## [Exercise objective]
Reproduce all the material exactly, minus any pictures it holds.

++++ The data ++++

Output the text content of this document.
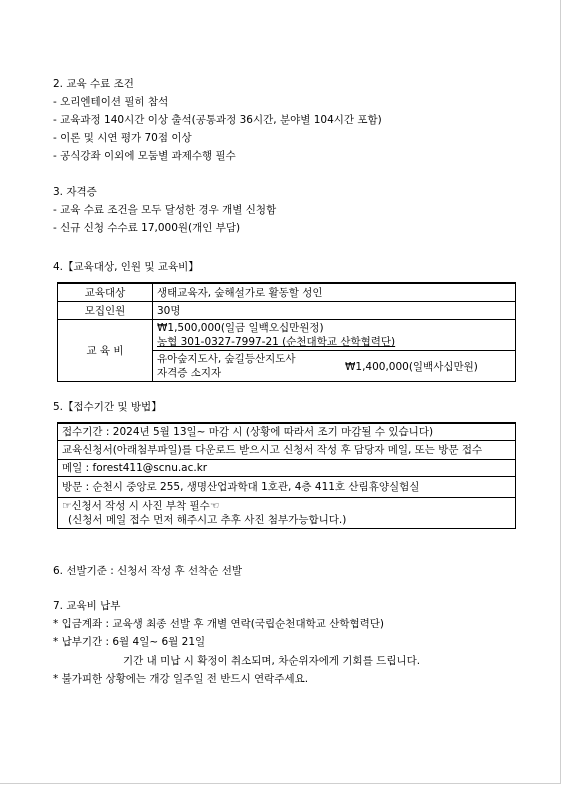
2. 교육 수료 조건
- 오리엔테이션 필히 참석
- 교육과정 140시간 이상 출석(공통과정 36시간, 분야별 104시간 포함)
- 이론 및 시연 평가 70점 이상
- 공식강좌 이외에 모둠별 과제수행 필수
3. 자격증
- 교육 수료 조건을 모두 달성한 경우 개별 신청함
- 신규 신청 수수료 17,000원(개인 부담)
4.【교육대상, 인원 및 교육비】
교육대상	생태교육자, 숲해설가로 활동할 성인
모집인원	30명
교 육 비	₩1,500,000(일금 일백오십만원정)
농협 301-0327-7997-21 (순천대학교 산학협력단)

	유아숲지도사, 숲길등산지도사
자격증 소지자 ₩1,400,000(일백사십만원)
5.【접수기간 및 방법】
접수기간 : 2024년 5월 13일~ 마감 시 (상황에 따라서 조기 마감될 수 있습니다)
교육신청서(아래첨부파일)를 다운로드 받으시고 신청서 작성 후 담당자 메일, 또는 방문 접수
메일 : forest411@scnu.ac.kr
방문 : 순천시 중앙로 255, 생명산업과학대 1호관, 4층 411호 산림휴양실험실

☞신청서 작성 시 사진 부착 필수☜
(신청서 메일 접수 먼저 해주시고 추후 사진 첨부가능합니다.)
6. 선발기준 : 신청서 작성 후 선착순 선발
7. 교육비 납부
* 입금계좌 : 교육생 최종 선발 후 개별 연락(국립순천대학교 산학협력단)
* 납부기간 : 6월 4일~ 6월 21일
기간 내 미납 시 확정이 취소되며, 차순위자에게 기회를 드립니다.
* 불가피한 상황에는 개강 일주일 전 반드시 연락주세요.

++++

## [The output]
Output the text content of this document.
2. 교육 수료 조건
- 오리엔테이션 필히 참석
- 교육과정 140시간 이상 출석(공통과정 36시간, 분야별 104시간 포함)
- 이론 및 시연 평가 70점 이상
- 공식강좌 이외에 모둠별 과제수행 필수
3. 자격증
- 교육 수료 조건을 모두 달성한 경우 개별 신청함
- 신규 신청 수수료 17,000원(개인 부담)
4.【교육대상, 인원 및 교육비】
교육대상	생태교육자, 숲해설가로 활동할 성인
모집인원	30명
교 육 비	₩1,500,000(일금 일백오십만원정)
농협 301-0327-7997-21 (순천대학교 산학협력단)

	유아숲지도사, 숲길등산지도사
자격증 소지자 ₩1,400,000(일백사십만원)
5.【접수기간 및 방법】
접수기간 : 2024년 5월 13일~ 마감 시 (상황에 따라서 조기 마감될 수 있습니다)
교육신청서(아래첨부파일)를 다운로드 받으시고 신청서 작성 후 담당자 메일, 또는 방문 접수
메일 : forest411@scnu.ac.kr
방문 : 순천시 중앙로 255, 생명산업과학대 1호관, 4층 411호 산림휴양실험실

☞신청서 작성 시 사진 부착 필수☜
(신청서 메일 접수 먼저 해주시고 추후 사진 첨부가능합니다.)
6. 선발기준 : 신청서 작성 후 선착순 선발
7. 교육비 납부
* 입금계좌 : 교육생 최종 선발 후 개별 연락(국립순천대학교 산학협력단)
* 납부기간 : 6월 4일~ 6월 21일
기간 내 미납 시 확정이 취소되며, 차순위자에게 기회를 드립니다.
* 불가피한 상황에는 개강 일주일 전 반드시 연락주세요.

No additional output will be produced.